INSTRUCTION:
Reproduce the records below in their entirety, character for character.

(Stored records)

= = = = = = =

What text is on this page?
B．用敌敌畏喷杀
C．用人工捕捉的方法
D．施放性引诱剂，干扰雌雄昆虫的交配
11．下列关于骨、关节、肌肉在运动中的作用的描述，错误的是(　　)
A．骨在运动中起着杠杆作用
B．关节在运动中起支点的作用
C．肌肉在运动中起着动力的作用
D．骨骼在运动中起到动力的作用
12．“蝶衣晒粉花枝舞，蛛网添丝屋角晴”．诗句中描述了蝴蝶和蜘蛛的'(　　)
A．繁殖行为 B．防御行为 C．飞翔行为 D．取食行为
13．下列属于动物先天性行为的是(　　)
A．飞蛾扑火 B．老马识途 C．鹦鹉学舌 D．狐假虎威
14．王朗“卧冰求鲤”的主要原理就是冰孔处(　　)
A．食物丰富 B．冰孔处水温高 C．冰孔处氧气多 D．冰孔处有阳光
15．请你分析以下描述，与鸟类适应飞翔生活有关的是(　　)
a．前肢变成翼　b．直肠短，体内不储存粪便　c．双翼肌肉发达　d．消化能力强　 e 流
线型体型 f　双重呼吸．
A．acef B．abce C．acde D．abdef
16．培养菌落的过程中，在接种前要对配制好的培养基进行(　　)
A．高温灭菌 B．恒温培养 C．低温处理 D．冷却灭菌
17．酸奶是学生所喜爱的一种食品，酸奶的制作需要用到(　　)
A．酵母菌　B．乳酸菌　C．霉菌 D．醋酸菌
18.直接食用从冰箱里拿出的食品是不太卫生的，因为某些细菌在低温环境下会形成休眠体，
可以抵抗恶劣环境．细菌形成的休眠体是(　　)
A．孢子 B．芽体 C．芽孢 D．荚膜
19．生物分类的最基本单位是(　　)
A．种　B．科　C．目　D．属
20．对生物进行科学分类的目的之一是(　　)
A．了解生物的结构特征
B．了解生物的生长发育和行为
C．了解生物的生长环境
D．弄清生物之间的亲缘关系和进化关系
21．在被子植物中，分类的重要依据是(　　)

= = = = = = =

SOLUTION FOR THIS PROBLEM:
What text is on this page?
B．用敌敌畏喷杀
C．用人工捕捉的方法
D．施放性引诱剂，干扰雌雄昆虫的交配
11．下列关于骨、关节、肌肉在运动中的作用的描述，错误的是(　　)
A．骨在运动中起着杠杆作用
B．关节在运动中起支点的作用
C．肌肉在运动中起着动力的作用
D．骨骼在运动中起到动力的作用
12．“蝶衣晒粉花枝舞，蛛网添丝屋角晴”．诗句中描述了蝴蝶和蜘蛛的'(　　)
A．繁殖行为 B．防御行为 C．飞翔行为 D．取食行为
13．下列属于动物先天性行为的是(　　)
A．飞蛾扑火 B．老马识途 C．鹦鹉学舌 D．狐假虎威
14．王朗“卧冰求鲤”的主要原理就是冰孔处(　　)
A．食物丰富 B．冰孔处水温高 C．冰孔处氧气多 D．冰孔处有阳光
15．请你分析以下描述，与鸟类适应飞翔生活有关的是(　　)
a．前肢变成翼　b．直肠短，体内不储存粪便　c．双翼肌肉发达　d．消化能力强　 e 流
线型体型 f　双重呼吸．
A．acef B．abce C．acde D．abdef
16．培养菌落的过程中，在接种前要对配制好的培养基进行(　　)
A．高温灭菌 B．恒温培养 C．低温处理 D．冷却灭菌
17．酸奶是学生所喜爱的一种食品，酸奶的制作需要用到(　　)
A．酵母菌　B．乳酸菌　C．霉菌 D．醋酸菌
18.直接食用从冰箱里拿出的食品是不太卫生的，因为某些细菌在低温环境下会形成休眠体，
可以抵抗恶劣环境．细菌形成的休眠体是(　　)
A．孢子 B．芽体 C．芽孢 D．荚膜
19．生物分类的最基本单位是(　　)
A．种　B．科　C．目　D．属
20．对生物进行科学分类的目的之一是(　　)
A．了解生物的结构特征
B．了解生物的生长发育和行为
C．了解生物的生长环境
D．弄清生物之间的亲缘关系和进化关系
21．在被子植物中，分类的重要依据是(　　)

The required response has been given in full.